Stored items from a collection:
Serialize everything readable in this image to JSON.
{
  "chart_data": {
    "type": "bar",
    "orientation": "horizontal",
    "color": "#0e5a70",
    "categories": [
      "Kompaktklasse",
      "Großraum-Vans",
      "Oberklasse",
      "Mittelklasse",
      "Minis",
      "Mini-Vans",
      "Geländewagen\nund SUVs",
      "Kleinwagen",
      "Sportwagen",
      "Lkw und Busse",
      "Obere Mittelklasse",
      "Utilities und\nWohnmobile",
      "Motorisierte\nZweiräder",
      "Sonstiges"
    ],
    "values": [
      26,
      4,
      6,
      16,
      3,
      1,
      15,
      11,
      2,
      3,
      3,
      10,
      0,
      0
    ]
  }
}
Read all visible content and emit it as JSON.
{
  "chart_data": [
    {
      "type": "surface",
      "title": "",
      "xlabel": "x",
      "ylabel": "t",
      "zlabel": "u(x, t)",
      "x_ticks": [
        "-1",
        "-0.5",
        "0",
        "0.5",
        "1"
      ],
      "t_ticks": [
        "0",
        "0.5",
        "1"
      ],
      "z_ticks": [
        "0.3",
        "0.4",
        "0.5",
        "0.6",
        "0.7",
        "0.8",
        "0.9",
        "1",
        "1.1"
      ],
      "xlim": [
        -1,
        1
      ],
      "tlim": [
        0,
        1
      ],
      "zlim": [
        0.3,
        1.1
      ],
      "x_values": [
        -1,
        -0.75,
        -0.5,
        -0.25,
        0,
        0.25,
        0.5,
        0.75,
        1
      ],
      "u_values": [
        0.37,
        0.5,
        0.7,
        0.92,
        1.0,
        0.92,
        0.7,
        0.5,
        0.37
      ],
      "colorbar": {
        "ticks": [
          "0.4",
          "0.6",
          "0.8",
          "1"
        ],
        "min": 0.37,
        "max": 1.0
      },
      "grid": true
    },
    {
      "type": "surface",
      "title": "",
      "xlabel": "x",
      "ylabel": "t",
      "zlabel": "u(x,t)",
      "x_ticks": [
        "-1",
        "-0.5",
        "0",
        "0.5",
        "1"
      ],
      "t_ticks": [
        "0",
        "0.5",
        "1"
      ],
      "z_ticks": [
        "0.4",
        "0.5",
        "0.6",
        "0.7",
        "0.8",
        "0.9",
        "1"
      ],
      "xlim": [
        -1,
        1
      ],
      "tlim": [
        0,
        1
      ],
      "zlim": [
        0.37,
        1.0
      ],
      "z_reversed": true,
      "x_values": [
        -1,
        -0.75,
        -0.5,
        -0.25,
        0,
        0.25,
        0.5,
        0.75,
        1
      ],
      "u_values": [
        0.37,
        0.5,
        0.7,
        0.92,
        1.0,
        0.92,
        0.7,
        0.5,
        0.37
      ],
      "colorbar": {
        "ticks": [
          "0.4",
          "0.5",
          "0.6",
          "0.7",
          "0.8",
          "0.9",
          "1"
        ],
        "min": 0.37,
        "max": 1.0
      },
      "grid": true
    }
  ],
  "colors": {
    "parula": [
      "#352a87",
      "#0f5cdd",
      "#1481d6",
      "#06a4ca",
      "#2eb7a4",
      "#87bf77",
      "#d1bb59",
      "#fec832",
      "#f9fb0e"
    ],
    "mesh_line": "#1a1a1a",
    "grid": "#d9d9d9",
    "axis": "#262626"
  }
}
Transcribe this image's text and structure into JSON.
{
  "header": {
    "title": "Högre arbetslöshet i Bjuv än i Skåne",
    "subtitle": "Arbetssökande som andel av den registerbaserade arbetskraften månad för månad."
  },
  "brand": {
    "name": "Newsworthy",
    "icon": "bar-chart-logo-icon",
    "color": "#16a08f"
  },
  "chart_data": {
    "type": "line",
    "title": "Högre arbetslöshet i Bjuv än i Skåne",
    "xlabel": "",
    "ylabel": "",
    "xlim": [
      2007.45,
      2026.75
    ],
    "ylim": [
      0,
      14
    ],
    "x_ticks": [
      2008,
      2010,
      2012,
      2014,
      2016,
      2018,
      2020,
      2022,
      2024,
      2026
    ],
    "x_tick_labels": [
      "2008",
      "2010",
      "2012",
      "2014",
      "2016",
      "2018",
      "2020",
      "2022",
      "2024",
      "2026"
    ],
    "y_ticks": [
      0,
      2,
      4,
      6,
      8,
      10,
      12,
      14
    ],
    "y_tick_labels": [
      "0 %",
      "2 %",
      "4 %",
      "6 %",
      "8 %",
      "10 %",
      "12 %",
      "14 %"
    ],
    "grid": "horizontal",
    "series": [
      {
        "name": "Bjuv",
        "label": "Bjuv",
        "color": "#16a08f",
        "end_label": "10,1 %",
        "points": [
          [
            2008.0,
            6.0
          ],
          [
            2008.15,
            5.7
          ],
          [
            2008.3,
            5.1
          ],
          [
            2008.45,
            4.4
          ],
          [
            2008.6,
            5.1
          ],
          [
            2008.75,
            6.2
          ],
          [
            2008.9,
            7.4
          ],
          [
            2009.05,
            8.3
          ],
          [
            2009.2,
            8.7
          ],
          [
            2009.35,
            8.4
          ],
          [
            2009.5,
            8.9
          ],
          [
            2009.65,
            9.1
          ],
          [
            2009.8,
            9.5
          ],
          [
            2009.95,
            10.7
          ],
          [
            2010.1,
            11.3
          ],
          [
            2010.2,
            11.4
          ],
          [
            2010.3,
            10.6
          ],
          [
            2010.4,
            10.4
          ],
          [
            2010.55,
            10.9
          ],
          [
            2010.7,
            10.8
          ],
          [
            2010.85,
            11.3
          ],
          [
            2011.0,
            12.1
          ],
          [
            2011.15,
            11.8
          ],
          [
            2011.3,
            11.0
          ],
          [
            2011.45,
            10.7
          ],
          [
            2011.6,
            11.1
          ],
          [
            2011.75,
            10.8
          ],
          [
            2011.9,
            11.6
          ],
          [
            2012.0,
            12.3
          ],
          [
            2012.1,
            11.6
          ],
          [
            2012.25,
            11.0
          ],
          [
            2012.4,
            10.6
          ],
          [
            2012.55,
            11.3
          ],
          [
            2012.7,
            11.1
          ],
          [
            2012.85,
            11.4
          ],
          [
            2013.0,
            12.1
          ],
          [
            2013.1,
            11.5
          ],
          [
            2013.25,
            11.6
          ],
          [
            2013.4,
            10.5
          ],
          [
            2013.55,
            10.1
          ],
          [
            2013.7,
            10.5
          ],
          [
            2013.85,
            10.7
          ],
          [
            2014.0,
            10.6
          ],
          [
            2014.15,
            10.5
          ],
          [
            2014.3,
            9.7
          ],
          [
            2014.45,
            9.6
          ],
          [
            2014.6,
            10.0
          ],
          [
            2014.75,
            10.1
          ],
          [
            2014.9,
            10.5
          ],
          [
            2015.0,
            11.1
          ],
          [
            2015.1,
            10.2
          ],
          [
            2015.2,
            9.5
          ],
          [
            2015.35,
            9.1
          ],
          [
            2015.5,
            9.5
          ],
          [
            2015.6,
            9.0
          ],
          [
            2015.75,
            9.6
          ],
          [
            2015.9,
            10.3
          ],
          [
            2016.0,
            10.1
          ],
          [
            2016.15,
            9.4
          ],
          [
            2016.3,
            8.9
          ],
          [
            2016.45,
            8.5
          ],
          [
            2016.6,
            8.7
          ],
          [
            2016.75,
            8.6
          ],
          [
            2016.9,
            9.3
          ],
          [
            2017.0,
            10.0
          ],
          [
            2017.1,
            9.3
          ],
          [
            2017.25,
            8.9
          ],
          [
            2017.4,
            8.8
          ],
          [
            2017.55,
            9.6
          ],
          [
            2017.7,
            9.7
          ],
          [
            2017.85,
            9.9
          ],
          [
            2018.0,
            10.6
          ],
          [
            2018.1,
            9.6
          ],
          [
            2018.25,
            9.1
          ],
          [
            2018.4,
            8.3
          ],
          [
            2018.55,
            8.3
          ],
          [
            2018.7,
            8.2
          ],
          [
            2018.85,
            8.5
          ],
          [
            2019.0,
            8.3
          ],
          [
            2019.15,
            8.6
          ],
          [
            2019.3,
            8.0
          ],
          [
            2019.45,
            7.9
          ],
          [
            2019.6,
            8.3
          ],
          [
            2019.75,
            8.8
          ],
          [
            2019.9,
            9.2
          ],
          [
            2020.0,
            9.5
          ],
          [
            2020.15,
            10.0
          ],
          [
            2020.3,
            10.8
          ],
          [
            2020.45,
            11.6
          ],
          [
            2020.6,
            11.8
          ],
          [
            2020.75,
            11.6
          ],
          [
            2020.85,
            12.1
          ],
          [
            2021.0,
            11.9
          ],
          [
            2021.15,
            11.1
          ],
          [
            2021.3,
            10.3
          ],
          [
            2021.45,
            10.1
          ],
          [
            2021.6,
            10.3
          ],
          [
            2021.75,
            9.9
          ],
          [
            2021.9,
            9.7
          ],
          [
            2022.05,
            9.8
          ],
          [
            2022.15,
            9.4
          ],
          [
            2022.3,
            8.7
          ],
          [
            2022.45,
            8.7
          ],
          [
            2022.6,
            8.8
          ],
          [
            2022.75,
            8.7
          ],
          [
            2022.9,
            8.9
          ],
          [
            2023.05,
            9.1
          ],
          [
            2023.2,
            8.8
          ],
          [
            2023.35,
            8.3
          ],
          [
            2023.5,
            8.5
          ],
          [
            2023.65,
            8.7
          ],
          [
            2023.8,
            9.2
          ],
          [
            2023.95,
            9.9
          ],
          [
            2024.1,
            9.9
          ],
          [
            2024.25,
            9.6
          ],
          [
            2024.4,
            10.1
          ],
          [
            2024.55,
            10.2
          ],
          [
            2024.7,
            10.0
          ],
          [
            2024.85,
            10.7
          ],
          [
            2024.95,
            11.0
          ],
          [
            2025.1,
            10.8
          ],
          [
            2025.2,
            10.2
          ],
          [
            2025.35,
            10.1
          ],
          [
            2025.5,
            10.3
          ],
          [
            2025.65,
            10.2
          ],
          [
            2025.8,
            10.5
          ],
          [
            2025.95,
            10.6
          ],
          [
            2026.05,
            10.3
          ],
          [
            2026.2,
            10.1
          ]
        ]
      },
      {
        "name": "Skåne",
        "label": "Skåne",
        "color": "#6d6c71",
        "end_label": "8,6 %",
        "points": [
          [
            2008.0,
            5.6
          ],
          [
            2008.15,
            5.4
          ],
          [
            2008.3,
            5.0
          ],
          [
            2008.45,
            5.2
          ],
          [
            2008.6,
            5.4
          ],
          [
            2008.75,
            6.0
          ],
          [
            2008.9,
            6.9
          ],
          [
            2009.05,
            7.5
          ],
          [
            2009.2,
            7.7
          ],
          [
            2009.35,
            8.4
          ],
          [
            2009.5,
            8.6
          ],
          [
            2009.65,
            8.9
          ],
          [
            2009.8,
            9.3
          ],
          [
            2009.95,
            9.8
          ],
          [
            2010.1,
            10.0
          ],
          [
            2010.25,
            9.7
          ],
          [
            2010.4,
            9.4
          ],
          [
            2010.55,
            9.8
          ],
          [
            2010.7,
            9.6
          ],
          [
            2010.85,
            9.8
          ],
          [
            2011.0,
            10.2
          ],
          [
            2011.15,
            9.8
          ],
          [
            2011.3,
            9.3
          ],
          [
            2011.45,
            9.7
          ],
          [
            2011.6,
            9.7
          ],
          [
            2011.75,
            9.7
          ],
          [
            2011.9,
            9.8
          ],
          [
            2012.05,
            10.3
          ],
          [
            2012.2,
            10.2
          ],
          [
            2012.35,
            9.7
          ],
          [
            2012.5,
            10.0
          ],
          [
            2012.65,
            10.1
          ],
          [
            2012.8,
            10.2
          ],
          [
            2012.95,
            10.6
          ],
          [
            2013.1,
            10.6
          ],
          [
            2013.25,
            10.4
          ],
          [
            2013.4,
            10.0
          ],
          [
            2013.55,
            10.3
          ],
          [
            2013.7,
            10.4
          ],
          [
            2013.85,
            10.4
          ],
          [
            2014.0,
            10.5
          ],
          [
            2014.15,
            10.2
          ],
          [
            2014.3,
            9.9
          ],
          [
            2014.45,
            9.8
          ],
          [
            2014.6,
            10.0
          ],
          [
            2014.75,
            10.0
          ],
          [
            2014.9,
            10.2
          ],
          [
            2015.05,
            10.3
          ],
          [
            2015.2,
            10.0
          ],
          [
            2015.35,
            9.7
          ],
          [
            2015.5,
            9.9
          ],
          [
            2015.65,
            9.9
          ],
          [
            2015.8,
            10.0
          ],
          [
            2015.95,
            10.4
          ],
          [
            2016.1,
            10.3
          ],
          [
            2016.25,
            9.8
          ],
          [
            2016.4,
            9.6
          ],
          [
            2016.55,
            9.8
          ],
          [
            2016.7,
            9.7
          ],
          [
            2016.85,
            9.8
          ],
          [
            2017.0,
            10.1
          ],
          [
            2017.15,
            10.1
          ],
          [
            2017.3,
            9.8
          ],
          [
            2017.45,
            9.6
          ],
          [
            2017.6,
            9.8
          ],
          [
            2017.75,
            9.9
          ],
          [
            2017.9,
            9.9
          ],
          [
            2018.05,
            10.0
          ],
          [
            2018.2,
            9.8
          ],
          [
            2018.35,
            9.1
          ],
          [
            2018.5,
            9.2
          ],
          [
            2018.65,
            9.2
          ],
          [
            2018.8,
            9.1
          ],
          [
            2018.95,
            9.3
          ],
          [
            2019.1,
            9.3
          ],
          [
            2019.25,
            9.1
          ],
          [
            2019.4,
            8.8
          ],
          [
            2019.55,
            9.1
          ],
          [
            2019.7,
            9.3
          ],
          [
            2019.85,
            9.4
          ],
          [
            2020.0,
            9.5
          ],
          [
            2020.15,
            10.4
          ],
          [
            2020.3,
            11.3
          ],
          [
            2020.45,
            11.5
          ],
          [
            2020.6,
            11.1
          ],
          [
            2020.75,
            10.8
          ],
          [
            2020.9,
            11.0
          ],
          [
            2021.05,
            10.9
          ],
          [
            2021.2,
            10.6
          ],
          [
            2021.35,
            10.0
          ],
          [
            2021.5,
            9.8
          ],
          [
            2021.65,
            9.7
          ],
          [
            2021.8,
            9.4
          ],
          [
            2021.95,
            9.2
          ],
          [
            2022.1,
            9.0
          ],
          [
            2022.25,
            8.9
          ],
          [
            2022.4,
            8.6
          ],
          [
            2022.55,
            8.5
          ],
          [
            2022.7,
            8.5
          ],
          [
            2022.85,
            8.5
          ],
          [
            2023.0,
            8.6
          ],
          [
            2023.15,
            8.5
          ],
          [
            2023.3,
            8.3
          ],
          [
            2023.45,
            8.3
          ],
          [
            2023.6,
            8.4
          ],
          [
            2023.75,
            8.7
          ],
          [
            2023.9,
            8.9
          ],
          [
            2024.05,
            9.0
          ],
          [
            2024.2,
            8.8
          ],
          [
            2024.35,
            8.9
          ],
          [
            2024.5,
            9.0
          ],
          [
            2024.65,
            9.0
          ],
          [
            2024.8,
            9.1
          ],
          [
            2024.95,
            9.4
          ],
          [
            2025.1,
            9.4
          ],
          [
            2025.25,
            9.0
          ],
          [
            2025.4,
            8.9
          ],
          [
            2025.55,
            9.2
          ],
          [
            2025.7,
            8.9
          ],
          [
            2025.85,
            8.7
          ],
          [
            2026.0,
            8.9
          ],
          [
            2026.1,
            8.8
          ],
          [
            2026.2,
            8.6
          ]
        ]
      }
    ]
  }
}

▶ _Work instructions_
List each line of the records that holds the string "image".

▶ _Exercise solution_
Serialize everything readable in this image to JSON.
Transcribe this image's text and structure into JSON.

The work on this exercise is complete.